* The records:
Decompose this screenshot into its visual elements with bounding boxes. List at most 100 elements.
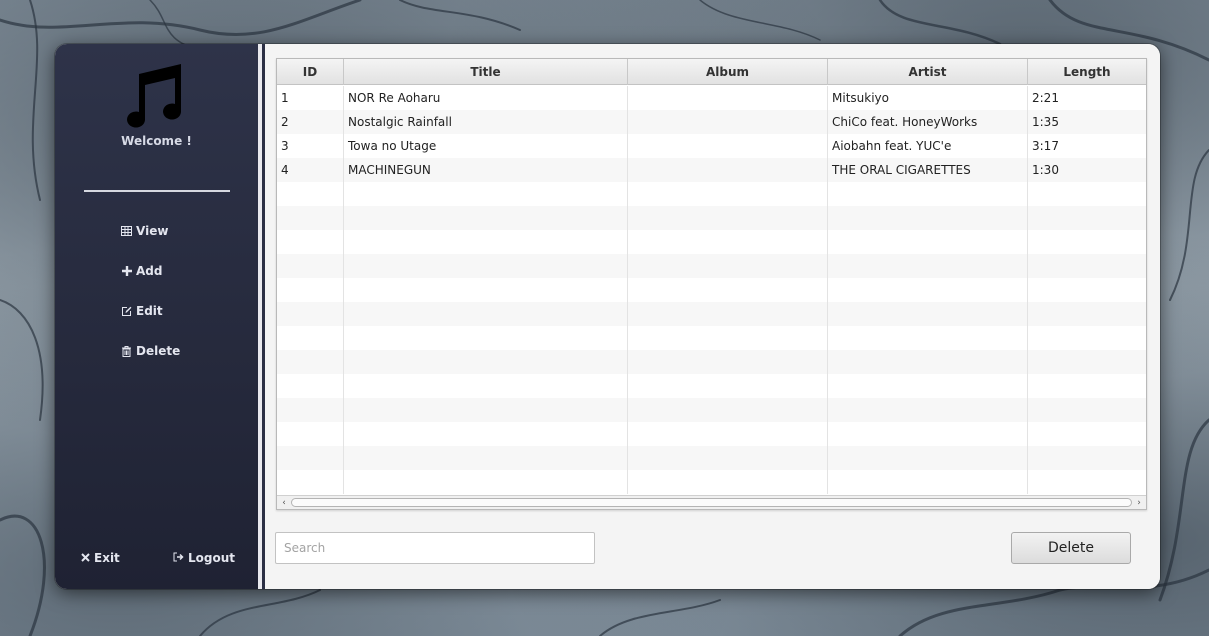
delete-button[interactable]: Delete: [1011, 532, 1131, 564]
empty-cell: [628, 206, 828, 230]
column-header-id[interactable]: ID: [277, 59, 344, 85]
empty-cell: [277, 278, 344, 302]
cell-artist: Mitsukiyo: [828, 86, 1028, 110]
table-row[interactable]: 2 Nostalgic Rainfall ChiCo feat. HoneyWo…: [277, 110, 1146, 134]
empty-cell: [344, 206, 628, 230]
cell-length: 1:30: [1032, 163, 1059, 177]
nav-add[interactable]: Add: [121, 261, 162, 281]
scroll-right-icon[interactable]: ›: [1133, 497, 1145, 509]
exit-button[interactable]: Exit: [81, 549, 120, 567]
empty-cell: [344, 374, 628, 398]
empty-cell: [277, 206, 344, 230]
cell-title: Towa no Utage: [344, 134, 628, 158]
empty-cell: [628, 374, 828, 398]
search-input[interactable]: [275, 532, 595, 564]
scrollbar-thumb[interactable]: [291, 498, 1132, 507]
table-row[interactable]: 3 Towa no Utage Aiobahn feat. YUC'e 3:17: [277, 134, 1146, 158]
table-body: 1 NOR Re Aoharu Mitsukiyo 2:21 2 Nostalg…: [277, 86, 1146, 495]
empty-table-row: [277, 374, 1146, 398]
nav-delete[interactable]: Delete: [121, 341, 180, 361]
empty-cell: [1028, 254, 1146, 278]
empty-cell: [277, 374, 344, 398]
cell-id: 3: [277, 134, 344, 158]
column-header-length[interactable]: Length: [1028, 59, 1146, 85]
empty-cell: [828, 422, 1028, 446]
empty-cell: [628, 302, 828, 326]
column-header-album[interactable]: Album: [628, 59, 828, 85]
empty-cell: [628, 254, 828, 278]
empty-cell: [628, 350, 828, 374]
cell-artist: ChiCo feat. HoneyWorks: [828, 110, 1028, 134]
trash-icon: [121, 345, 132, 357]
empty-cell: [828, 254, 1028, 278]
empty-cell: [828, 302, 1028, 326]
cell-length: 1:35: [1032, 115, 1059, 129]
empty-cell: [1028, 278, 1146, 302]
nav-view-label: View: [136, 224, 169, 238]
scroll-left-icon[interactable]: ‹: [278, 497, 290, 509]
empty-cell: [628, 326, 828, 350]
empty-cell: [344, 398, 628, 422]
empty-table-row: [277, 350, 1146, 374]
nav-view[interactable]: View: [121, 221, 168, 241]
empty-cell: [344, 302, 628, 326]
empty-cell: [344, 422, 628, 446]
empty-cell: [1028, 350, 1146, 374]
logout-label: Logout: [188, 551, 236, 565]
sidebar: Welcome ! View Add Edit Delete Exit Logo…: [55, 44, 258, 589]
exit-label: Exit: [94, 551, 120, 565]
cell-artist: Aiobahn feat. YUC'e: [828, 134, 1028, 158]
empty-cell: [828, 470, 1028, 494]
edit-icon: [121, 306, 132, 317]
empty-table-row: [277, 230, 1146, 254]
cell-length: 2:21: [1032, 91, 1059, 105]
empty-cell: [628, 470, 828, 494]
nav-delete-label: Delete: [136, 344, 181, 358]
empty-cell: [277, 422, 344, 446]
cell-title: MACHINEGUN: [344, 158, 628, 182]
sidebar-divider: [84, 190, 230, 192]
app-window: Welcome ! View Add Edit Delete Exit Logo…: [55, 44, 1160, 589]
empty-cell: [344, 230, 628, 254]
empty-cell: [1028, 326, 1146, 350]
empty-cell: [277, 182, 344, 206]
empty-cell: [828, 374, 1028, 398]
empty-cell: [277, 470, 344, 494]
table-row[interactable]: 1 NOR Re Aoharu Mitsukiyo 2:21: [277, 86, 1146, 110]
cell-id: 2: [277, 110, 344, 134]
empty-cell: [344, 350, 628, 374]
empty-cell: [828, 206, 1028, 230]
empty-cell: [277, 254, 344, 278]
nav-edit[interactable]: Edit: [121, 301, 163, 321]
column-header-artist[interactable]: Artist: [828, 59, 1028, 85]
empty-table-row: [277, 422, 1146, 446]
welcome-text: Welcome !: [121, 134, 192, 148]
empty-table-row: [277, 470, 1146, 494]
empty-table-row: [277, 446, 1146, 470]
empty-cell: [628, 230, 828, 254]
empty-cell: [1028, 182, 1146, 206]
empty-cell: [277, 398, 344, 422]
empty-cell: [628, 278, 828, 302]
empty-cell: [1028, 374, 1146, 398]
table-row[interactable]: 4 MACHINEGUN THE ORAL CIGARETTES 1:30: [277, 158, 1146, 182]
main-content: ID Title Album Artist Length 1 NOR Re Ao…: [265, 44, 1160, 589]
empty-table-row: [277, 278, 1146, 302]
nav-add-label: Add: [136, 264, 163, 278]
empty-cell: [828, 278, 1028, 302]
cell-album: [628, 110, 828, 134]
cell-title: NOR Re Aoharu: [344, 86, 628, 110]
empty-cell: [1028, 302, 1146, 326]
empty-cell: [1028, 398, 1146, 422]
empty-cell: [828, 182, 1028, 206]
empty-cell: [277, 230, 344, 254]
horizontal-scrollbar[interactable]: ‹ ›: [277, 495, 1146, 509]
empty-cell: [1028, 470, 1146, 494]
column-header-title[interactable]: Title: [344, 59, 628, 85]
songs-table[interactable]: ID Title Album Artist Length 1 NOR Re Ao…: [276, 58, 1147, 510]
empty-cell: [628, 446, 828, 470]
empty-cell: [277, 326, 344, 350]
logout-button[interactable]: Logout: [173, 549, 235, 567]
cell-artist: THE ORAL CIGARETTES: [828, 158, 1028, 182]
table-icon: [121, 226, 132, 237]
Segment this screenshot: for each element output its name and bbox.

* Problem: Put the lines of the records from the one containing "delete-button[interactable]: Delete: [1011, 532, 1131, 564]" through the one containing "empty-cell: [277, 374, 344, 398]", both included, into a numbered list, leaving out any blank lines.

* Answer below:
1. delete-button[interactable]: Delete: [1011, 532, 1131, 564]
2. empty-cell: [628, 206, 828, 230]
3. column-header-id[interactable]: ID: [277, 59, 344, 85]
4. empty-cell: [277, 278, 344, 302]
5. cell-artist: Mitsukiyo: [828, 86, 1028, 110]
6. table-row[interactable]: 2 Nostalgic Rainfall ChiCo feat. HoneyWo…: [277, 110, 1146, 134]
7. empty-cell: [344, 206, 628, 230]
8. cell-length: 1:30: [1032, 163, 1059, 177]
9. nav-add[interactable]: Add: [121, 261, 162, 281]
10. scroll-right-icon[interactable]: ›: [1133, 497, 1145, 509]
11. exit-button[interactable]: Exit: [81, 549, 120, 567]
12. empty-cell: [344, 374, 628, 398]
13. empty-cell: [277, 206, 344, 230]
14. cell-title: Towa no Utage: [344, 134, 628, 158]
15. empty-cell: [628, 374, 828, 398]
16. search-input[interactable]: [275, 532, 595, 564]
17. scrollbar-thumb[interactable]: [291, 498, 1132, 507]
18. table-row[interactable]: 3 Towa no Utage Aiobahn feat. YUC'e 3:17: [277, 134, 1146, 158]
19. table-body: 1 NOR Re Aoharu Mitsukiyo 2:21 2 Nostalg…: [277, 86, 1146, 495]
20. empty-table-row: [277, 374, 1146, 398]
21. nav-delete[interactable]: Delete: [121, 341, 180, 361]
22. empty-cell: [1028, 254, 1146, 278]
23. empty-cell: [277, 374, 344, 398]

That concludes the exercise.